課題一覧:
A. 次の(i)〜(iii)の記述がレオメータ測定の記事の内容と一致するかを判定し、それぞれ「はい」または「いいえ」で答えてください。あわせて、判断の根拠となる本文の語句をそのまま引用してください。
(i) 周波数と振幅を固定したまま温度を変化させる測定方法が挙げられている。
(ii) 前回投稿の接着剤の硬化過程の観察は、振幅を固定して周波数を変化させる方法にあたる。
(iii) シリパテを素早く引っぱると、伸びたのちに垂れていく。
B. レオメータ測定の記事の続きを、本文の最後の文の後から書き進めてください。

··· 提示本文 ···

2023年10月11日水曜日

【実測シリーズ】ポータブルレオメータによる測定例_周波数依存からみる緩和挙動

前回に続いて、

【実測シリーズ】Surfgauge 試作室_ハンディな ポータブル レオメータ 

にて紹介した、ハンディレオメータの測定事例を紹介いたします。


レオメータによる動的粘弾性の測定は、上記での投稿でお見せした動画のように、

正弦振動により、材料にひずみを与えます。


一般にレオメータは、この振動の振幅と、周波数を変化させることができます。

そこで、レオメータの主な測定と評価方法は、以下のようなものがあります。


1)振動の周波数を固定し、振幅を、小から大へ変化させていくことで、主に、

降伏点前と、後での材料の応答性の変化を観察する。

2)周波数も、振幅も固定で、時間の経過に伴う材料の変化を観察する。

前回投稿の、接着剤の硬化過程の観察がこれにあたります。

3)周波数も、振幅も固定で、温度を変化させたときの材料の変化を観察する。

4)振幅を固定し、周波数を変化させることで、材料の緩和挙動を観察する。


まずこちらの動画をご覧ください。


いわゆるシリパテを、ゆっくり引っぱったときと、素早く引っぱったときの挙動の
違いを撮影したものです。

素早く引っぱったとき、シリパテは伸びることなく、ブチっとちぎれてしまい、
その断面は平らで、その面もエッジが立っていることがわかると思います。

一方で、ゆっくり引っぱると、シリパテは伸びるとともに、タラーっと垂れて
いきます。

··· データ抜粋 ···

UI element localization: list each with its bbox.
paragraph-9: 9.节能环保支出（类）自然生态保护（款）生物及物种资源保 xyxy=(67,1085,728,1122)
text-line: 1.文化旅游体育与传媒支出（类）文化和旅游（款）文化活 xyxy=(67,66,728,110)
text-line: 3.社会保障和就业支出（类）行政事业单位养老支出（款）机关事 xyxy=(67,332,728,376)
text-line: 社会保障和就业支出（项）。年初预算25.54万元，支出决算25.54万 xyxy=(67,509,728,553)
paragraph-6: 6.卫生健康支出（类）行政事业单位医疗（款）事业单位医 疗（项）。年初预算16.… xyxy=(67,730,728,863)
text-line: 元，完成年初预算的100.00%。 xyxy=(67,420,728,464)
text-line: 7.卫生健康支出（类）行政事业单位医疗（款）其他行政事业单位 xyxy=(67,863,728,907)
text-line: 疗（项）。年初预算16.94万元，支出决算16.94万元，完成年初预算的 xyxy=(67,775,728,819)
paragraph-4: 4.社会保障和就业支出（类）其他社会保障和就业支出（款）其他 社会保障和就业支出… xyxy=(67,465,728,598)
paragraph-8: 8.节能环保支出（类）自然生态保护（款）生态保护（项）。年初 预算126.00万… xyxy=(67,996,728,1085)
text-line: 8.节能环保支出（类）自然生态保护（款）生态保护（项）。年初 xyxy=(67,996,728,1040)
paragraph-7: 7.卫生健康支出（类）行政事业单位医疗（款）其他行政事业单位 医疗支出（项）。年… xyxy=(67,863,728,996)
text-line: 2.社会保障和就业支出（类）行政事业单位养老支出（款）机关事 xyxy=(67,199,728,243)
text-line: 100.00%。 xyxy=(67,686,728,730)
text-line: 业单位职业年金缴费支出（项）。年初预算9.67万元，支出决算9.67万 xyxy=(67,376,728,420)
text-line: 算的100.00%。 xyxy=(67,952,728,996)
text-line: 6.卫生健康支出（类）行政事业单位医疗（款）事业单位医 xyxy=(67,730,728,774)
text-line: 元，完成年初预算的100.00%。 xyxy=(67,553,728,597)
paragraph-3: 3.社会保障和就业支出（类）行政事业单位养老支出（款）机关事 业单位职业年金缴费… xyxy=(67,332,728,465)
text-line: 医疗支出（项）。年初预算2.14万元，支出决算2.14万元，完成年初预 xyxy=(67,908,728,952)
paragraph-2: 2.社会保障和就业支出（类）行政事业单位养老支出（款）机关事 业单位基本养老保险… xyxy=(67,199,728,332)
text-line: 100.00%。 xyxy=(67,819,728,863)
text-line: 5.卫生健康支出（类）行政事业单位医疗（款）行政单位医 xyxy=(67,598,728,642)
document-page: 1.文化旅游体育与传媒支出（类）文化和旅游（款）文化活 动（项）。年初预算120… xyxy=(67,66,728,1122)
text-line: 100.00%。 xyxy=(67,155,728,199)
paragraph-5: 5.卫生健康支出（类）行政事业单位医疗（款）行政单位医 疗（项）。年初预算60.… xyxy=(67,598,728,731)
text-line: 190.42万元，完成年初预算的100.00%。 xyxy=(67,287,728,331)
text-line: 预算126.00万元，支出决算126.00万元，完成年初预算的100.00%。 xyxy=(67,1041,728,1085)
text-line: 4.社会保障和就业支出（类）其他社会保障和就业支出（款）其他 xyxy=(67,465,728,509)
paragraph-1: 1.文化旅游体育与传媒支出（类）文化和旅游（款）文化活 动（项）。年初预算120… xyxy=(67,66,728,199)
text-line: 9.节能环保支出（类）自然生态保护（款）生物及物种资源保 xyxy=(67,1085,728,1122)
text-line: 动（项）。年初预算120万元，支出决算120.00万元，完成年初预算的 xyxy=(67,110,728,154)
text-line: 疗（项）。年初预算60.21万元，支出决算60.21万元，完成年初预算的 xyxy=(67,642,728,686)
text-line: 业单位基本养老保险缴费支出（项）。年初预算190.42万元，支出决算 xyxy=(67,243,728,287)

···

解答:
A.
(i) はい。「3)周波数も、振幅も固定で、温度を変化させたときの材料の変化を観察する。」
(ii) いいえ。「2)周波数も、振幅も固定で、時間の経過に伴う材料の変化を観察する。」「前回投稿の、接着剤の硬化過程の観察がこれにあたります。」
(iii) いいえ。「素早く引っぱったとき、シリパテは伸びることなく、ブチっとちぎれてしまい、」

B.
前者は、まさに固体的な挙動であり、後者は、液体的な挙動です。


この様子を、レオメータの測定でどのように表現できるのか。

この時、材料の、緩やかな動きへの応答性と、素早い動きへの応答性を見るため

に、上記、4)の測定方式を試してみます。


結果は、以下の通りです。

横軸 :周波数 [Hz]

左縦軸:貯蔵・損失弾性率 [KPa]

右縦軸:位相差 [°]

赤曲線:貯蔵弾性率、青曲線:損失弾性率、黄曲線:位相差


低周波数から高周波数に向かって、弾性率が文字通り、けた違いに増加している

ことがわかります。

つまり、かたくなっているということになります。


実際、シリパテをゆっくり引っぱったときは、力を必要とせず、抵抗感なく

引っぱることができました。

一方で、素早く引っぱるときは、手に力が入り、抵抗感も感じました。


過去の投稿でも書きましたが、

かたい = 固体、やわらかい = 液体 

は、必ずしも成立しないことがあります。


では、タラーっと垂れる流体的な挙動と、断面が平らで、エッジがっている

という固体的な挙動については、このデータからどのように見ることができる

のでしょうか。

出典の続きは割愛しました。